(Instructions to follow) Seek out every line containing the word "trend", and copy each.

(Data shown)
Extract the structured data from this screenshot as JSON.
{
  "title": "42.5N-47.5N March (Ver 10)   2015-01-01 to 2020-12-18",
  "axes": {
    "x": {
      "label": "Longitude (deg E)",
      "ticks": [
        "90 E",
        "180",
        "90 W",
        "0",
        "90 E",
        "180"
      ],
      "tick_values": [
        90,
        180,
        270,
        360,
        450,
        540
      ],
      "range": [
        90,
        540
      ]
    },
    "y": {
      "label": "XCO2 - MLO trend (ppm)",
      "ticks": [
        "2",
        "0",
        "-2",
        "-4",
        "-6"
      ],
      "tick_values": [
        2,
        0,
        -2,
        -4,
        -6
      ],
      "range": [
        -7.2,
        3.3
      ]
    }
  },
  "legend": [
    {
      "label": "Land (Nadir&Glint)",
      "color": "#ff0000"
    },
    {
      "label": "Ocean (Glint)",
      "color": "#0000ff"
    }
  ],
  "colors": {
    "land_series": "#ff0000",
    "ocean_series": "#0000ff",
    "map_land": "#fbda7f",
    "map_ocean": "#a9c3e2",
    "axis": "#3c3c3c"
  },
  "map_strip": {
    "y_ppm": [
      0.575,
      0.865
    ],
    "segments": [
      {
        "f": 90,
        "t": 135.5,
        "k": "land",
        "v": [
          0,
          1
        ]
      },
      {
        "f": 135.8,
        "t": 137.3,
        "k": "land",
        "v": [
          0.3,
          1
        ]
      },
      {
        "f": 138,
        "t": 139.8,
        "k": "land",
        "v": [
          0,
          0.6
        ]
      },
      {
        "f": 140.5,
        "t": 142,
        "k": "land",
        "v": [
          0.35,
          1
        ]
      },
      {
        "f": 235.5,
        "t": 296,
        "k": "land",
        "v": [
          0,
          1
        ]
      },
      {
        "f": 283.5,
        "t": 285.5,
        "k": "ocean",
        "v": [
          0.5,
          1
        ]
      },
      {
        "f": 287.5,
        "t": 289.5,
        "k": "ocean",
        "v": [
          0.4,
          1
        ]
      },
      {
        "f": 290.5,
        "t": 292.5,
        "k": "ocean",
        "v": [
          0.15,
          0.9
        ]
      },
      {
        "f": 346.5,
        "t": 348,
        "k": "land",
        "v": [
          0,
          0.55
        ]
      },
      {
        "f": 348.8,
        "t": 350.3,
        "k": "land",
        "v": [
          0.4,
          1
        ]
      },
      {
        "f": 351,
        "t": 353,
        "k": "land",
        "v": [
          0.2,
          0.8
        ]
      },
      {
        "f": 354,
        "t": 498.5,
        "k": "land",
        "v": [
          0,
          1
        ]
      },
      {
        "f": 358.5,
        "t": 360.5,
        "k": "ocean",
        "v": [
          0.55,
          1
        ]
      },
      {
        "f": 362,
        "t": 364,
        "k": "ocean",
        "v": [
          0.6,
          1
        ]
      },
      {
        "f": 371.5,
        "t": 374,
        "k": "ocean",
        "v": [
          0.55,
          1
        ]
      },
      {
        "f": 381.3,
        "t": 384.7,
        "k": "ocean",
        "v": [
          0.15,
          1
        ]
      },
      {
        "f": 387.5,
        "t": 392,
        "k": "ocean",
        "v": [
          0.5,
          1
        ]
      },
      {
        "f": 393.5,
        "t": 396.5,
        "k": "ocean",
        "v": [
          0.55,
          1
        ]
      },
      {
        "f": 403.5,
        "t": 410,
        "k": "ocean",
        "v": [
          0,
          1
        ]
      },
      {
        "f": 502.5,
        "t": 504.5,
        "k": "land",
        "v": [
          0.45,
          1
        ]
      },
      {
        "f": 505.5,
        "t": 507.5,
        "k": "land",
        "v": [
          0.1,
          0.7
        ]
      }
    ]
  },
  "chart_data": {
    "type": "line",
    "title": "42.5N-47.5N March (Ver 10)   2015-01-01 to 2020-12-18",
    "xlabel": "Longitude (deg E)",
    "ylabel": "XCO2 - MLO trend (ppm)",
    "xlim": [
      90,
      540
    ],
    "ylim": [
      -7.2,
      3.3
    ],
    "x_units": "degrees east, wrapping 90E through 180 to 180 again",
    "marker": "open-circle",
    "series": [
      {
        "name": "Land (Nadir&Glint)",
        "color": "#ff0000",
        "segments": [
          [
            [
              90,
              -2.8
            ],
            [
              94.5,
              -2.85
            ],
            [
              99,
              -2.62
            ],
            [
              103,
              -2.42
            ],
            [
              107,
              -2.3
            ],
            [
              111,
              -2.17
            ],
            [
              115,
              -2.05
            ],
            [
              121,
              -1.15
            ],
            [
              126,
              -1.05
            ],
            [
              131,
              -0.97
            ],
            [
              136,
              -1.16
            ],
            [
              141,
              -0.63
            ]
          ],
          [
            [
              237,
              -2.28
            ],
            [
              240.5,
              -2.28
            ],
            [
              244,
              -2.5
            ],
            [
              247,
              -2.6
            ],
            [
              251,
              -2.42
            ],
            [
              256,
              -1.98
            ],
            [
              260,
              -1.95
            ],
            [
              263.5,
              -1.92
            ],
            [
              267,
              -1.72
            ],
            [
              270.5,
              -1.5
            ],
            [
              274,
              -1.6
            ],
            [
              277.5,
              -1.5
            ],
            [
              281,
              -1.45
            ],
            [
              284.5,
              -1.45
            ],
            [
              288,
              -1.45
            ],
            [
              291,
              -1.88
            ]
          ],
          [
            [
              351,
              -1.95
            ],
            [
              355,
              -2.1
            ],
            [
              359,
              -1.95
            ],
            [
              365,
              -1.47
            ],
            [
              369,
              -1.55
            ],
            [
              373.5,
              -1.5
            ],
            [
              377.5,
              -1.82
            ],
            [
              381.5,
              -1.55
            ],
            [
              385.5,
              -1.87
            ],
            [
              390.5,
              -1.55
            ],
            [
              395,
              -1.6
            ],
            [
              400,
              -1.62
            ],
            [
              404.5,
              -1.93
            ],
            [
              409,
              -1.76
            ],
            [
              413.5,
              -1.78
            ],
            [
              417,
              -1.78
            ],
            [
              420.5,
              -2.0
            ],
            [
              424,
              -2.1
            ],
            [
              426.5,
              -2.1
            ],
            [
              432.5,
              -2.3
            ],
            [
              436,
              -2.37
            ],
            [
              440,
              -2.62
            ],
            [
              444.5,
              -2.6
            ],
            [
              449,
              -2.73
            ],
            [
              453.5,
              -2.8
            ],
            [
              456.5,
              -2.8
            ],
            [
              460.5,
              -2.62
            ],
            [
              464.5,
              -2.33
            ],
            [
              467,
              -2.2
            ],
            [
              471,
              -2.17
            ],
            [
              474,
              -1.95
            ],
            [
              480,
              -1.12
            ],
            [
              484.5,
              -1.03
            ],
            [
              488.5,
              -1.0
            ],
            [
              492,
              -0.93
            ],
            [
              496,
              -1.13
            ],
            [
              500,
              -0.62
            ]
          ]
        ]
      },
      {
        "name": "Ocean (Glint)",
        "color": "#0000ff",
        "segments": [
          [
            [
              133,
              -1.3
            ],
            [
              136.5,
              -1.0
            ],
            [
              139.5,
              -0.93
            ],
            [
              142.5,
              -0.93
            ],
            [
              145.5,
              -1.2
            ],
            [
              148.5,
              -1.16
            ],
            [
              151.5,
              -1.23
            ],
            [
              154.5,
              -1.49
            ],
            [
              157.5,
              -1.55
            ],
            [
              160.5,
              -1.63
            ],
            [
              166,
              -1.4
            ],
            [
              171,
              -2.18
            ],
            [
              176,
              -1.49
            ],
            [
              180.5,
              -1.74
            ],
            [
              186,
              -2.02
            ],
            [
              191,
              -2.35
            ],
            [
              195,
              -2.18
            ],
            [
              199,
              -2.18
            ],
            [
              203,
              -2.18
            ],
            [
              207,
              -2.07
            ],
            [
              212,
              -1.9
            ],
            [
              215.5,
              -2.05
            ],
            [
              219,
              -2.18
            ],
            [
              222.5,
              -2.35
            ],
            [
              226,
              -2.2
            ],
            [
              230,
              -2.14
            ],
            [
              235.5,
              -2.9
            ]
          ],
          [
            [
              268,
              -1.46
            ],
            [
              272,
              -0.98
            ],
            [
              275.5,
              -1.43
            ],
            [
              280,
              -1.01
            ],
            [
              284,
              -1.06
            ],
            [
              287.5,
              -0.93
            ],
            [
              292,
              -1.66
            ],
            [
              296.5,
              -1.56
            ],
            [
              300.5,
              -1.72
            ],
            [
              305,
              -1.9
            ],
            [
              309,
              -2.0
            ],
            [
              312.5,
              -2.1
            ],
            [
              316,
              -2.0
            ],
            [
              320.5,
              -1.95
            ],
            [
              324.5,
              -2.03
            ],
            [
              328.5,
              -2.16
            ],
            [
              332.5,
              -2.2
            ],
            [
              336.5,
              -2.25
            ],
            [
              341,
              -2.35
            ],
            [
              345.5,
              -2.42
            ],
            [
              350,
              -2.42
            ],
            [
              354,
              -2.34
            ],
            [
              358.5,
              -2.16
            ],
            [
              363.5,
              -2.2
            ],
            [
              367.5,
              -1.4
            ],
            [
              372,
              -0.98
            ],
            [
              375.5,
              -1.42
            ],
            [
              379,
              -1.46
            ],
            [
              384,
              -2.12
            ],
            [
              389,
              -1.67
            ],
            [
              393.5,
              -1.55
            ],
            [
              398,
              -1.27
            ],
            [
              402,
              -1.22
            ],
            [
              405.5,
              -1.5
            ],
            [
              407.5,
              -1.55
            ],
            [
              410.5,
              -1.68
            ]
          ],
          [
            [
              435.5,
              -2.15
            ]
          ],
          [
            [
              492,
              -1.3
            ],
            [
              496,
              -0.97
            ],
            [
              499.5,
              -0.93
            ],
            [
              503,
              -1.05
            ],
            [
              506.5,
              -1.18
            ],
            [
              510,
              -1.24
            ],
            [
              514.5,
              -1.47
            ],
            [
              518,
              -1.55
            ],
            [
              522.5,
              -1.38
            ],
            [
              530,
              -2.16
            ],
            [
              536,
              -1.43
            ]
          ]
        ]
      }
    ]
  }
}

(Solved problem)
      "label": "XCO2 - MLO trend (ppm)",
    "ylabel": "XCO2 - MLO trend (ppm)",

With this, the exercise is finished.